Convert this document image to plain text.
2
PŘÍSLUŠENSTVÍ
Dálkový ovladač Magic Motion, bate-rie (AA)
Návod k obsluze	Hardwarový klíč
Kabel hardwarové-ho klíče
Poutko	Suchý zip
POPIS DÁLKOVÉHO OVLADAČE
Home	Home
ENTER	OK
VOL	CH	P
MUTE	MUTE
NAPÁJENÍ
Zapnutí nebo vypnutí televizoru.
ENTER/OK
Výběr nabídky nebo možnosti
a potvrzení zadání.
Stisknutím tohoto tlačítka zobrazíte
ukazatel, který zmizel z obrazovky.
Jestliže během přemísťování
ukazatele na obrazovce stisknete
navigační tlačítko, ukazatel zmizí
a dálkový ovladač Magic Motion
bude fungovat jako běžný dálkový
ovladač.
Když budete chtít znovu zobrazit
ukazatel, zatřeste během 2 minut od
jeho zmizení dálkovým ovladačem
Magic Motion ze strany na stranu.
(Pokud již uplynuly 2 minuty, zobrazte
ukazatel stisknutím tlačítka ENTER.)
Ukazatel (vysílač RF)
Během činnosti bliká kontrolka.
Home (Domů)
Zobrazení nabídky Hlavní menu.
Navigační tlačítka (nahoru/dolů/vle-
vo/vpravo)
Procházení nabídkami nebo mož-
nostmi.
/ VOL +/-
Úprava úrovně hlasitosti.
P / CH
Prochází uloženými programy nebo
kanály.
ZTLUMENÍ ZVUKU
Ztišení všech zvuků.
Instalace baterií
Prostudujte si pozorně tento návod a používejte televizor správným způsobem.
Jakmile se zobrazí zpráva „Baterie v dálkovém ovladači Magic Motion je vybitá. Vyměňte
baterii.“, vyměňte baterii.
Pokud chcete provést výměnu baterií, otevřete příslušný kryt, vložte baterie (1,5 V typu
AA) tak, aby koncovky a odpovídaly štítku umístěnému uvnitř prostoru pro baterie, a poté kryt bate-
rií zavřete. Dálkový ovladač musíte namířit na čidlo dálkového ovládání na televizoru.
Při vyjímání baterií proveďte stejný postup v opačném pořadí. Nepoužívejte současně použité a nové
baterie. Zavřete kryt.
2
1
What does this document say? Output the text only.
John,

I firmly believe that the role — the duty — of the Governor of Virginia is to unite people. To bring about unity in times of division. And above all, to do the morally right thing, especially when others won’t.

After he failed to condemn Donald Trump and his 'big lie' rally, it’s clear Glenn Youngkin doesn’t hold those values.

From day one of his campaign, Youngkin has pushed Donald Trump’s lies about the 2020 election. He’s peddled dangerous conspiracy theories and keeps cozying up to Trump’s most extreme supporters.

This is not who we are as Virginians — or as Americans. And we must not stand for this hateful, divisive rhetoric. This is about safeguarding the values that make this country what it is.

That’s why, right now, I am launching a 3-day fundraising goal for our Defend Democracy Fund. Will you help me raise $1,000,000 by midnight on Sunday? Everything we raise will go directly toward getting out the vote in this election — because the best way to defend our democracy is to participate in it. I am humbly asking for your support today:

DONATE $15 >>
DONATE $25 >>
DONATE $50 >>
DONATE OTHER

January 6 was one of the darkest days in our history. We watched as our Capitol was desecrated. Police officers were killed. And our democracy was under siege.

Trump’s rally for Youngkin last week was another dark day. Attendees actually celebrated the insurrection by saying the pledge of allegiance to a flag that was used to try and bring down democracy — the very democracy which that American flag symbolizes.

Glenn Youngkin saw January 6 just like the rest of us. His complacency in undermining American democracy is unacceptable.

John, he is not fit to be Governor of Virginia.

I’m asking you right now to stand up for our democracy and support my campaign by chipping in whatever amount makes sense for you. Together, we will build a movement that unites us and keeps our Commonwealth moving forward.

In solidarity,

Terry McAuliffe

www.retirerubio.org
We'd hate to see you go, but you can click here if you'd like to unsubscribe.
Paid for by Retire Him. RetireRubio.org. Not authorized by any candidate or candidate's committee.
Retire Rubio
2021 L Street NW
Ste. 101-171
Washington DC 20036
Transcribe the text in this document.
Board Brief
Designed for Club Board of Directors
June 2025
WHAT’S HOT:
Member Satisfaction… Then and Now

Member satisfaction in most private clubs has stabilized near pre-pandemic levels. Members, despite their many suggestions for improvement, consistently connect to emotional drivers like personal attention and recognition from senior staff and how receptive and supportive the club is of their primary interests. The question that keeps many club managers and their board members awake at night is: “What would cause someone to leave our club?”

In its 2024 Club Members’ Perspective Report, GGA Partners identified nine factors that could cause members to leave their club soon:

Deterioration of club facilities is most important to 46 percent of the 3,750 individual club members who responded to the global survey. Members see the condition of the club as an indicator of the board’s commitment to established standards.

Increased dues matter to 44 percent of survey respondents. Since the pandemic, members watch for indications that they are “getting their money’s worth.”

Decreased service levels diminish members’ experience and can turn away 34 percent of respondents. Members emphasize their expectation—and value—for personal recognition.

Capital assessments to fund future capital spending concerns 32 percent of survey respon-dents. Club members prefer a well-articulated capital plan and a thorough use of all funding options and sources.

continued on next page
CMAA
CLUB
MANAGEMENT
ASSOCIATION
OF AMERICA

◆ ◆ ◆

### Written request:
Every entry above needs to be quoted exactly.

### Answer below:
Convert this document image to plain text.
2
PŘÍSLUŠENSTVÍ
Dálkový ovladač Magic Motion, bate-rie (AA)
Návod k obsluze	Hardwarový klíč
Kabel hardwarové-ho klíče
Poutko	Suchý zip
POPIS DÁLKOVÉHO OVLADAČE
Home	Home
ENTER	OK
VOL	CH	P
MUTE	MUTE
NAPÁJENÍ
Zapnutí nebo vypnutí televizoru.
ENTER/OK
Výběr nabídky nebo možnosti
a potvrzení zadání.
Stisknutím tohoto tlačítka zobrazíte
ukazatel, který zmizel z obrazovky.
Jestliže během přemísťování
ukazatele na obrazovce stisknete
navigační tlačítko, ukazatel zmizí
a dálkový ovladač Magic Motion
bude fungovat jako běžný dálkový
ovladač.
Když budete chtít znovu zobrazit
ukazatel, zatřeste během 2 minut od
jeho zmizení dálkovým ovladačem
Magic Motion ze strany na stranu.
(Pokud již uplynuly 2 minuty, zobrazte
ukazatel stisknutím tlačítka ENTER.)
Ukazatel (vysílač RF)
Během činnosti bliká kontrolka.
Home (Domů)
Zobrazení nabídky Hlavní menu.
Navigační tlačítka (nahoru/dolů/vle-
vo/vpravo)
Procházení nabídkami nebo mož-
nostmi.
/ VOL +/-
Úprava úrovně hlasitosti.
P / CH
Prochází uloženými programy nebo
kanály.
ZTLUMENÍ ZVUKU
Ztišení všech zvuků.
Instalace baterií
Prostudujte si pozorně tento návod a používejte televizor správným způsobem.
Jakmile se zobrazí zpráva „Baterie v dálkovém ovladači Magic Motion je vybitá. Vyměňte
baterii.“, vyměňte baterii.
Pokud chcete provést výměnu baterií, otevřete příslušný kryt, vložte baterie (1,5 V typu
AA) tak, aby koncovky a odpovídaly štítku umístěnému uvnitř prostoru pro baterie, a poté kryt bate-
rií zavřete. Dálkový ovladač musíte namířit na čidlo dálkového ovládání na televizoru.
Při vyjímání baterií proveďte stejný postup v opačném pořadí. Nepoužívejte současně použité a nové
baterie. Zavřete kryt.
2
1
What does this document say? Output the text only.
John,

I firmly believe that the role — the duty — of the Governor of Virginia is to unite people. To bring about unity in times of division. And above all, to do the morally right thing, especially when others won’t.

After he failed to condemn Donald Trump and his 'big lie' rally, it’s clear Glenn Youngkin doesn’t hold those values.

From day one of his campaign, Youngkin has pushed Donald Trump’s lies about the 2020 election. He’s peddled dangerous conspiracy theories and keeps cozying up to Trump’s most extreme supporters.

This is not who we are as Virginians — or as Americans. And we must not stand for this hateful, divisive rhetoric. This is about safeguarding the values that make this country what it is.

That’s why, right now, I am launching a 3-day fundraising goal for our Defend Democracy Fund. Will you help me raise $1,000,000 by midnight on Sunday? Everything we raise will go directly toward getting out the vote in this election — because the best way to defend our democracy is to participate in it. I am humbly asking for your support today:

DONATE $15 >>
DONATE $25 >>
DONATE $50 >>
DONATE OTHER

January 6 was one of the darkest days in our history. We watched as our Capitol was desecrated. Police officers were killed. And our democracy was under siege.

Trump’s rally for Youngkin last week was another dark day. Attendees actually celebrated the insurrection by saying the pledge of allegiance to a flag that was used to try and bring down democracy — the very democracy which that American flag symbolizes.

Glenn Youngkin saw January 6 just like the rest of us. His complacency in undermining American democracy is unacceptable.

John, he is not fit to be Governor of Virginia.

I’m asking you right now to stand up for our democracy and support my campaign by chipping in whatever amount makes sense for you. Together, we will build a movement that unites us and keeps our Commonwealth moving forward.

In solidarity,

Terry McAuliffe

www.retirerubio.org
We'd hate to see you go, but you can click here if you'd like to unsubscribe.
Paid for by Retire Him. RetireRubio.org. Not authorized by any candidate or candidate's committee.
Retire Rubio
2021 L Street NW
Ste. 101-171
Washington DC 20036
Transcribe the text in this document.
Board Brief
Designed for Club Board of Directors
June 2025
WHAT’S HOT:
Member Satisfaction… Then and Now

Member satisfaction in most private clubs has stabilized near pre-pandemic levels. Members, despite their many suggestions for improvement, consistently connect to emotional drivers like personal attention and recognition from senior staff and how receptive and supportive the club is of their primary interests. The question that keeps many club managers and their board members awake at night is: “What would cause someone to leave our club?”

In its 2024 Club Members’ Perspective Report, GGA Partners identified nine factors that could cause members to leave their club soon:

Deterioration of club facilities is most important to 46 percent of the 3,750 individual club members who responded to the global survey. Members see the condition of the club as an indicator of the board’s commitment to established standards.

Increased dues matter to 44 percent of survey respondents. Since the pandemic, members watch for indications that they are “getting their money’s worth.”

Decreased service levels diminish members’ experience and can turn away 34 percent of respondents. Members emphasize their expectation—and value—for personal recognition.

Capital assessments to fund future capital spending concerns 32 percent of survey respon-dents. Club members prefer a well-articulated capital plan and a thorough use of all funding options and sources.

continued on next page
CMAA
CLUB
MANAGEMENT
ASSOCIATION
OF AMERICA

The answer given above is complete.